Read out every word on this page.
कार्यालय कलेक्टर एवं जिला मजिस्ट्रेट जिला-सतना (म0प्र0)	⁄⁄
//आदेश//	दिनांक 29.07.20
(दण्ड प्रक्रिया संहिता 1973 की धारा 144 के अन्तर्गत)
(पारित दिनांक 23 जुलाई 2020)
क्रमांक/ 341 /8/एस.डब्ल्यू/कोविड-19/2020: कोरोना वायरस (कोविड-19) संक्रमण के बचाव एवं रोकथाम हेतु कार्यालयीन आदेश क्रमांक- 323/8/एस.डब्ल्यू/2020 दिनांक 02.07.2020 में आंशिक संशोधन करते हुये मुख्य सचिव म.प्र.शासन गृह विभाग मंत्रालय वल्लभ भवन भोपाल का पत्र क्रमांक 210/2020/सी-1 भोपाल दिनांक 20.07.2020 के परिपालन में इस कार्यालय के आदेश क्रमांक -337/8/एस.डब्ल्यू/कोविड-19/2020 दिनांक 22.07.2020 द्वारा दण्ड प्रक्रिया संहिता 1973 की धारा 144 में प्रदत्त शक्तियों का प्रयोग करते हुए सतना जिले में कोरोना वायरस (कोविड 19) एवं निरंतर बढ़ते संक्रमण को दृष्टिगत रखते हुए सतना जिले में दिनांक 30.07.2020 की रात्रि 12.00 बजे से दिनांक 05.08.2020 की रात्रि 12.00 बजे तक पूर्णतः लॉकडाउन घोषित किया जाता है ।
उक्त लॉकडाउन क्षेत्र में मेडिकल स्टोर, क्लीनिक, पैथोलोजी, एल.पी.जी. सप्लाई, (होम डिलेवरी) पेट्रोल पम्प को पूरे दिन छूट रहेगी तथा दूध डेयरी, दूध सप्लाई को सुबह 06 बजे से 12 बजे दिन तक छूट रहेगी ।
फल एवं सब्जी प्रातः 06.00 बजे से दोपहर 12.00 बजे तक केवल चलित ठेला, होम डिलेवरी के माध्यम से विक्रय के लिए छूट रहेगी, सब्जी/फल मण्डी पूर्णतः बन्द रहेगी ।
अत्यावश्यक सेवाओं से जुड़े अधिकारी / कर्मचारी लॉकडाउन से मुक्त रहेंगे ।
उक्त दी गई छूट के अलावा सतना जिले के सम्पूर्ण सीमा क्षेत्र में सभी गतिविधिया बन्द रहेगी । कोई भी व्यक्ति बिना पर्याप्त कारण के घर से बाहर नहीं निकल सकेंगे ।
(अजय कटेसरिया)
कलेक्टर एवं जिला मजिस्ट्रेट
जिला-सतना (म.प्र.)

************

▶ _What the exercise asks_: Reproduce the data in full, exactly as presented.

▶ _Task solution_:
Read out every word on this page.
कार्यालय कलेक्टर एवं जिला मजिस्ट्रेट जिला-सतना (म0प्र0)	⁄⁄
//आदेश//	दिनांक 29.07.20
(दण्ड प्रक्रिया संहिता 1973 की धारा 144 के अन्तर्गत)
(पारित दिनांक 23 जुलाई 2020)
क्रमांक/ 341 /8/एस.डब्ल्यू/कोविड-19/2020: कोरोना वायरस (कोविड-19) संक्रमण के बचाव एवं रोकथाम हेतु कार्यालयीन आदेश क्रमांक- 323/8/एस.डब्ल्यू/2020 दिनांक 02.07.2020 में आंशिक संशोधन करते हुये मुख्य सचिव म.प्र.शासन गृह विभाग मंत्रालय वल्लभ भवन भोपाल का पत्र क्रमांक 210/2020/सी-1 भोपाल दिनांक 20.07.2020 के परिपालन में इस कार्यालय के आदेश क्रमांक -337/8/एस.डब्ल्यू/कोविड-19/2020 दिनांक 22.07.2020 द्वारा दण्ड प्रक्रिया संहिता 1973 की धारा 144 में प्रदत्त शक्तियों का प्रयोग करते हुए सतना जिले में कोरोना वायरस (कोविड 19) एवं निरंतर बढ़ते संक्रमण को दृष्टिगत रखते हुए सतना जिले में दिनांक 30.07.2020 की रात्रि 12.00 बजे से दिनांक 05.08.2020 की रात्रि 12.00 बजे तक पूर्णतः लॉकडाउन घोषित किया जाता है ।
उक्त लॉकडाउन क्षेत्र में मेडिकल स्टोर, क्लीनिक, पैथोलोजी, एल.पी.जी. सप्लाई, (होम डिलेवरी) पेट्रोल पम्प को पूरे दिन छूट रहेगी तथा दूध डेयरी, दूध सप्लाई को सुबह 06 बजे से 12 बजे दिन तक छूट रहेगी ।
फल एवं सब्जी प्रातः 06.00 बजे से दोपहर 12.00 बजे तक केवल चलित ठेला, होम डिलेवरी के माध्यम से विक्रय के लिए छूट रहेगी, सब्जी/फल मण्डी पूर्णतः बन्द रहेगी ।
अत्यावश्यक सेवाओं से जुड़े अधिकारी / कर्मचारी लॉकडाउन से मुक्त रहेंगे ।
उक्त दी गई छूट के अलावा सतना जिले के सम्पूर्ण सीमा क्षेत्र में सभी गतिविधिया बन्द रहेगी । कोई भी व्यक्ति बिना पर्याप्त कारण के घर से बाहर नहीं निकल सकेंगे ।
(अजय कटेसरिया)
कलेक्टर एवं जिला मजिस्ट्रेट
जिला-सतना (म.प्र.)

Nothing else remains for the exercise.